Exercise goal »
Render the data from the line containing "heading: Sökt hälsorelaterad" through the line containing "reference period: Referenstid: 2022 xyxy=(1010,675,1147,693)" as a Markdown table with the columns Row and Entry, numbering each line and skipping blank lines.

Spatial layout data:
====

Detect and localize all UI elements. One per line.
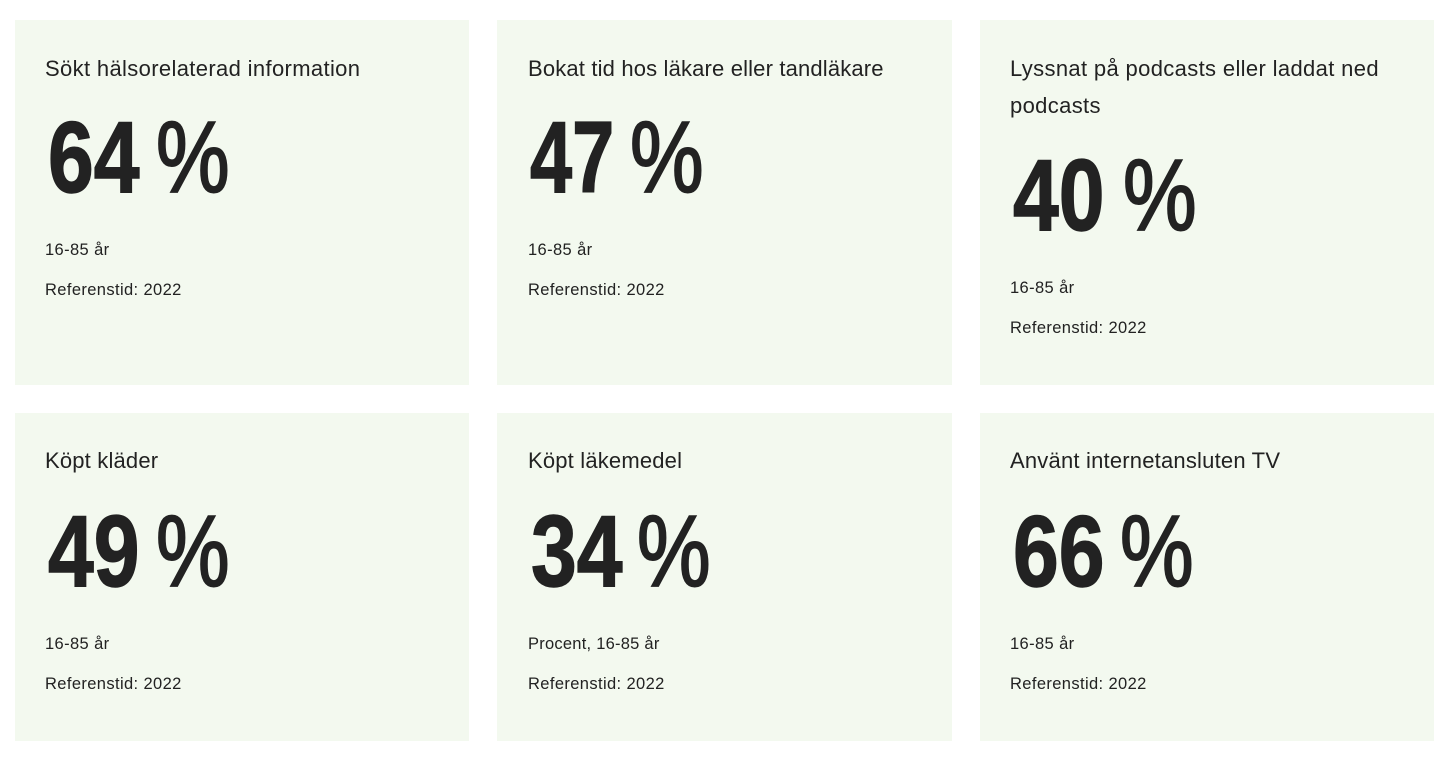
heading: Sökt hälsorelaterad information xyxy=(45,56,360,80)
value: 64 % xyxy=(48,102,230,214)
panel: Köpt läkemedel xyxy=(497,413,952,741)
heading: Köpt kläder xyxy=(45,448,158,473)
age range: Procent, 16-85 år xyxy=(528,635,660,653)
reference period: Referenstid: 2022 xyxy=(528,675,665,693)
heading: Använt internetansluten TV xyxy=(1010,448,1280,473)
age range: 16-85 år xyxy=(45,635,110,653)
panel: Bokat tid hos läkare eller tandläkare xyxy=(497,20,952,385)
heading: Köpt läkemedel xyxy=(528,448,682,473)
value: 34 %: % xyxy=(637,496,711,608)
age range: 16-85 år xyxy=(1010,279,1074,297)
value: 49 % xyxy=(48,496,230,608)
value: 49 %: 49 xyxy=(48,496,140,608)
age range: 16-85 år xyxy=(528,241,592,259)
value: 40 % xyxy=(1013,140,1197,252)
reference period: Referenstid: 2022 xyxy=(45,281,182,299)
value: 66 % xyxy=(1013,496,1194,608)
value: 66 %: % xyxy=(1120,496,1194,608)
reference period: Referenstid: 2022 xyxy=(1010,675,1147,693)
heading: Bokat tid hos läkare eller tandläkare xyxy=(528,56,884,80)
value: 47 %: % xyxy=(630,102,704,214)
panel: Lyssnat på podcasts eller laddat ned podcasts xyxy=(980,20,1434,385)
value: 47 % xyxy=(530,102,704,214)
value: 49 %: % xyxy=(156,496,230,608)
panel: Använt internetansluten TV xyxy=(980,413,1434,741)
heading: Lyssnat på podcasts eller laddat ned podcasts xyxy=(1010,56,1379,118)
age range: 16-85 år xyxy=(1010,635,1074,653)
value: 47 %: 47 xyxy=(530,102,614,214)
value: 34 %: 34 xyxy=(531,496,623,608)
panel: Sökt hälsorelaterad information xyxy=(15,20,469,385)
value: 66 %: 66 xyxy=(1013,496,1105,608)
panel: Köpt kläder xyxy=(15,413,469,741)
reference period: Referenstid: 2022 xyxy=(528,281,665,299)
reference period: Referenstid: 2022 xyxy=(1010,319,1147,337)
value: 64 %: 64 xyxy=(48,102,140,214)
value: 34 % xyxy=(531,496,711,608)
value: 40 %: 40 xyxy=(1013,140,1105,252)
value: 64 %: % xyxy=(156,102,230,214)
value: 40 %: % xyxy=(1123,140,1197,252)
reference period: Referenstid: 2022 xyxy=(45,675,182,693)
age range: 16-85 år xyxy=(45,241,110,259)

====

Exercise response »
| Row | Entry |
|---|---|
| 1 | heading: Sökt hälsorelaterad information xyxy=(45,56,360,80) |
| 2 | value: 64 % xyxy=(48,102,230,214) |
| 3 | panel: Köpt läkemedel xyxy=(497,413,952,741) |
| 4 | heading: Köpt kläder xyxy=(45,448,158,473) |
| 5 | age range: Procent, 16-85 år xyxy=(528,635,660,653) |
| 6 | reference period: Referenstid: 2022 xyxy=(528,675,665,693) |
| 7 | heading: Använt internetansluten TV xyxy=(1010,448,1280,473) |
| 8 | age range: 16-85 år xyxy=(45,635,110,653) |
| 9 | panel: Bokat tid hos läkare eller tandläkare xyxy=(497,20,952,385) |
| 10 | heading: Köpt läkemedel xyxy=(528,448,682,473) |
| 11 | value: 34 %: % xyxy=(637,496,711,608) |
| 12 | age range: 16-85 år xyxy=(1010,279,1074,297) |
| 13 | value: 49 % xyxy=(48,496,230,608) |
| 14 | value: 49 %: 49 xyxy=(48,496,140,608) |
| 15 | age range: 16-85 år xyxy=(528,241,592,259) |
| 16 | value: 40 % xyxy=(1013,140,1197,252) |
| 17 | reference period: Referenstid: 2022 xyxy=(45,281,182,299) |
| 18 | value: 66 % xyxy=(1013,496,1194,608) |
| 19 | value: 66 %: % xyxy=(1120,496,1194,608) |
| 20 | reference period: Referenstid: 2022 xyxy=(1010,675,1147,693) |